Task goal: The records below must be duplicated exactly, character for character.

━━━━━ Records for the exercise

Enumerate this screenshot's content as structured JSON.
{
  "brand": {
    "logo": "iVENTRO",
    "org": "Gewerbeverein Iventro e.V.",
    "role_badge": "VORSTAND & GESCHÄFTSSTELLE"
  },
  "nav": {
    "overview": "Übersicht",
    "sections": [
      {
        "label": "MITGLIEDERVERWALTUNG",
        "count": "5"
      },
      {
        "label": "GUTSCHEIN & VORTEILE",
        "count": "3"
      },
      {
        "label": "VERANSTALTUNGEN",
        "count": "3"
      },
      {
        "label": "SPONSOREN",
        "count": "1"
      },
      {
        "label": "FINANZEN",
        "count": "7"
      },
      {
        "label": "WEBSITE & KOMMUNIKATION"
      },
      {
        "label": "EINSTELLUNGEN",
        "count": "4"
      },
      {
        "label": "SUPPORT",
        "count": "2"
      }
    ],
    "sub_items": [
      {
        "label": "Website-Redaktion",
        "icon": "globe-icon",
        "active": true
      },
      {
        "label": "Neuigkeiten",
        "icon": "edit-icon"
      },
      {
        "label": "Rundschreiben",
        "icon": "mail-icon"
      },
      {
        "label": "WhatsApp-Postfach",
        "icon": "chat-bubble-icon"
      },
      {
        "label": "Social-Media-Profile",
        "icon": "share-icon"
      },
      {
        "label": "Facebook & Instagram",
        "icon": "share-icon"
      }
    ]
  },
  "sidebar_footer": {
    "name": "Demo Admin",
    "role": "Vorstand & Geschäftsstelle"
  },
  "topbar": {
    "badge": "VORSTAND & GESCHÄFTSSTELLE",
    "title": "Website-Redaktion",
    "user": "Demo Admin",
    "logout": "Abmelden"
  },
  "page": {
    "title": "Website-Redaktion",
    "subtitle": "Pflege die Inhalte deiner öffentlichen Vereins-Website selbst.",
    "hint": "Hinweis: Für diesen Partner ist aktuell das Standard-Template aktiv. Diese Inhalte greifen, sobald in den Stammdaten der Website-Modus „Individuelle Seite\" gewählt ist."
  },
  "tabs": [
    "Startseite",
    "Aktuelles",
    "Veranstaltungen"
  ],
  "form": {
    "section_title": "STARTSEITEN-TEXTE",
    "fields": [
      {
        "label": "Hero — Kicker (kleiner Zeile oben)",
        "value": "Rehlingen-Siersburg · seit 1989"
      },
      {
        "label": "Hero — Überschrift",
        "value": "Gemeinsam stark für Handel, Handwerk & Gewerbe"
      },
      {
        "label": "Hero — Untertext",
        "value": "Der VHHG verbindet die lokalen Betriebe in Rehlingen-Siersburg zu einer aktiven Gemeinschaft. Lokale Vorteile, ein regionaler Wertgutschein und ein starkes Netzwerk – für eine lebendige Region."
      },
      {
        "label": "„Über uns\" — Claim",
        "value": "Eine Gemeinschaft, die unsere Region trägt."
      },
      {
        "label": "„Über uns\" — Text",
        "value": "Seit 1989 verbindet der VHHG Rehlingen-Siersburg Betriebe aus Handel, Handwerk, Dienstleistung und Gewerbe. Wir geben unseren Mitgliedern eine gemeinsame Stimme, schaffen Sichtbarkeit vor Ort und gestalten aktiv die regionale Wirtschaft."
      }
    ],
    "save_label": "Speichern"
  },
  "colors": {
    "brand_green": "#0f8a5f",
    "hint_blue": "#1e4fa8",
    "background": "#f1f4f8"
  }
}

━━━━━━━━━━

Result:
Enumerate this screenshot's content as structured JSON.
{
  "brand": {
    "logo": "iVENTRO",
    "org": "Gewerbeverein Iventro e.V.",
    "role_badge": "VORSTAND & GESCHÄFTSSTELLE"
  },
  "nav": {
    "overview": "Übersicht",
    "sections": [
      {
        "label": "MITGLIEDERVERWALTUNG",
        "count": "5"
      },
      {
        "label": "GUTSCHEIN & VORTEILE",
        "count": "3"
      },
      {
        "label": "VERANSTALTUNGEN",
        "count": "3"
      },
      {
        "label": "SPONSOREN",
        "count": "1"
      },
      {
        "label": "FINANZEN",
        "count": "7"
      },
      {
        "label": "WEBSITE & KOMMUNIKATION"
      },
      {
        "label": "EINSTELLUNGEN",
        "count": "4"
      },
      {
        "label": "SUPPORT",
        "count": "2"
      }
    ],
    "sub_items": [
      {
        "label": "Website-Redaktion",
        "icon": "globe-icon",
        "active": true
      },
      {
        "label": "Neuigkeiten",
        "icon": "edit-icon"
      },
      {
        "label": "Rundschreiben",
        "icon": "mail-icon"
      },
      {
        "label": "WhatsApp-Postfach",
        "icon": "chat-bubble-icon"
      },
      {
        "label": "Social-Media-Profile",
        "icon": "share-icon"
      },
      {
        "label": "Facebook & Instagram",
        "icon": "share-icon"
      }
    ]
  },
  "sidebar_footer": {
    "name": "Demo Admin",
    "role": "Vorstand & Geschäftsstelle"
  },
  "topbar": {
    "badge": "VORSTAND & GESCHÄFTSSTELLE",
    "title": "Website-Redaktion",
    "user": "Demo Admin",
    "logout": "Abmelden"
  },
  "page": {
    "title": "Website-Redaktion",
    "subtitle": "Pflege die Inhalte deiner öffentlichen Vereins-Website selbst.",
    "hint": "Hinweis: Für diesen Partner ist aktuell das Standard-Template aktiv. Diese Inhalte greifen, sobald in den Stammdaten der Website-Modus „Individuelle Seite\" gewählt ist."
  },
  "tabs": [
    "Startseite",
    "Aktuelles",
    "Veranstaltungen"
  ],
  "form": {
    "section_title": "STARTSEITEN-TEXTE",
    "fields": [
      {
        "label": "Hero — Kicker (kleiner Zeile oben)",
        "value": "Rehlingen-Siersburg · seit 1989"
      },
      {
        "label": "Hero — Überschrift",
        "value": "Gemeinsam stark für Handel, Handwerk & Gewerbe"
      },
      {
        "label": "Hero — Untertext",
        "value": "Der VHHG verbindet die lokalen Betriebe in Rehlingen-Siersburg zu einer aktiven Gemeinschaft. Lokale Vorteile, ein regionaler Wertgutschein und ein starkes Netzwerk – für eine lebendige Region."
      },
      {
        "label": "„Über uns\" — Claim",
        "value": "Eine Gemeinschaft, die unsere Region trägt."
      },
      {
        "label": "„Über uns\" — Text",
        "value": "Seit 1989 verbindet der VHHG Rehlingen-Siersburg Betriebe aus Handel, Handwerk, Dienstleistung und Gewerbe. Wir geben unseren Mitgliedern eine gemeinsame Stimme, schaffen Sichtbarkeit vor Ort und gestalten aktiv die regionale Wirtschaft."
      }
    ],
    "save_label": "Speichern"
  },
  "colors": {
    "brand_green": "#0f8a5f",
    "hint_blue": "#1e4fa8",
    "background": "#f1f4f8"
  }
}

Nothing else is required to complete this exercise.